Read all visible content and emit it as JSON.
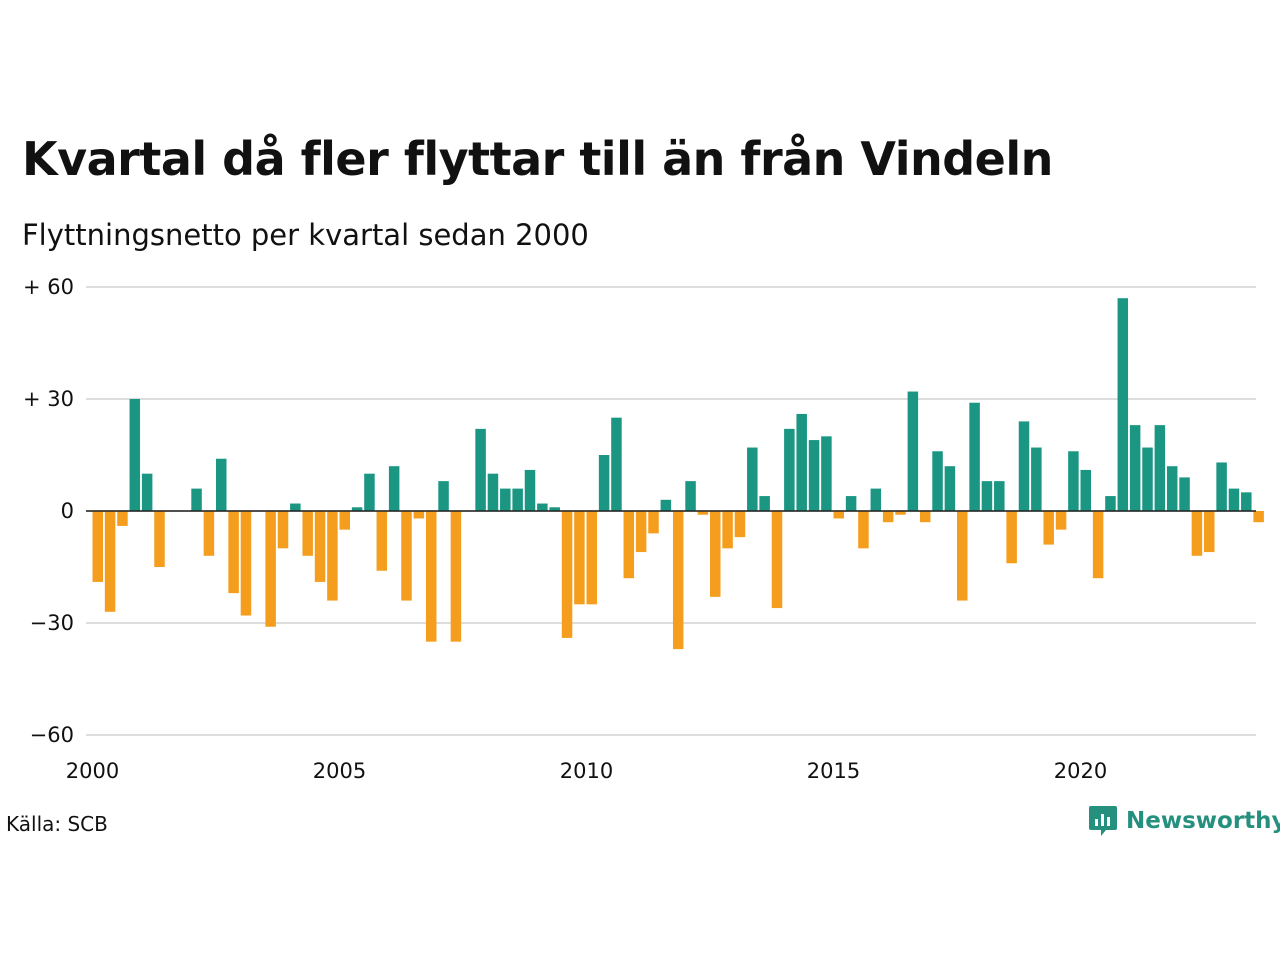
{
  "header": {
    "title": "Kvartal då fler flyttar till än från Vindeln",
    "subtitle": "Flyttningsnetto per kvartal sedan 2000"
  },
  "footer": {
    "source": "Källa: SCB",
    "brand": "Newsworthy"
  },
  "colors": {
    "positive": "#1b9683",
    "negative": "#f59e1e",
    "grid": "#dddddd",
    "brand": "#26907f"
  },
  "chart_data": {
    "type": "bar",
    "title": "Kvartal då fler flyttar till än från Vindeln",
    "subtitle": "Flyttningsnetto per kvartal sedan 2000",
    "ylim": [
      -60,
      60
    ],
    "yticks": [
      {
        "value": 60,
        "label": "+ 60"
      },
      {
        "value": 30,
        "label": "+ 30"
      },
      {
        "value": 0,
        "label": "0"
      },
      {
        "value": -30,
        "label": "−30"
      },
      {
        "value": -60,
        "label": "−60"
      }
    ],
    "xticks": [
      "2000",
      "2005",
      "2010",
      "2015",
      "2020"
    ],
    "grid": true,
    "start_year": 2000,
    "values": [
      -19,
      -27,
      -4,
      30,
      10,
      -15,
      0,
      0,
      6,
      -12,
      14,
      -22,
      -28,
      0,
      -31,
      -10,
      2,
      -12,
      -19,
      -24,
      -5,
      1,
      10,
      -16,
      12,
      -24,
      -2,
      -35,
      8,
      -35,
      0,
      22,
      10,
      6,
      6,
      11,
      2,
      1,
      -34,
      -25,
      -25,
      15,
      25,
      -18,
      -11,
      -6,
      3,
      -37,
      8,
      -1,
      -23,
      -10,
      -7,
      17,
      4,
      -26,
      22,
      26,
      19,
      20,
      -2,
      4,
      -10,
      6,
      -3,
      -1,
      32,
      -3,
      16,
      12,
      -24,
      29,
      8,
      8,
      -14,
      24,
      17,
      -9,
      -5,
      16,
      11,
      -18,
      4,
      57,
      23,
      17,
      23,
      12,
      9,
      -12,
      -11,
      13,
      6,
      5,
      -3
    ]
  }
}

━━━━━━━━

#### [Instruction]
Which lines contain the word "sedan"? Copy each one.

#### [Reply to the exercise]
    "subtitle": "Flyttningsnetto per kvartal sedan 2000"
    "subtitle": "Flyttningsnetto per kvartal sedan 2000",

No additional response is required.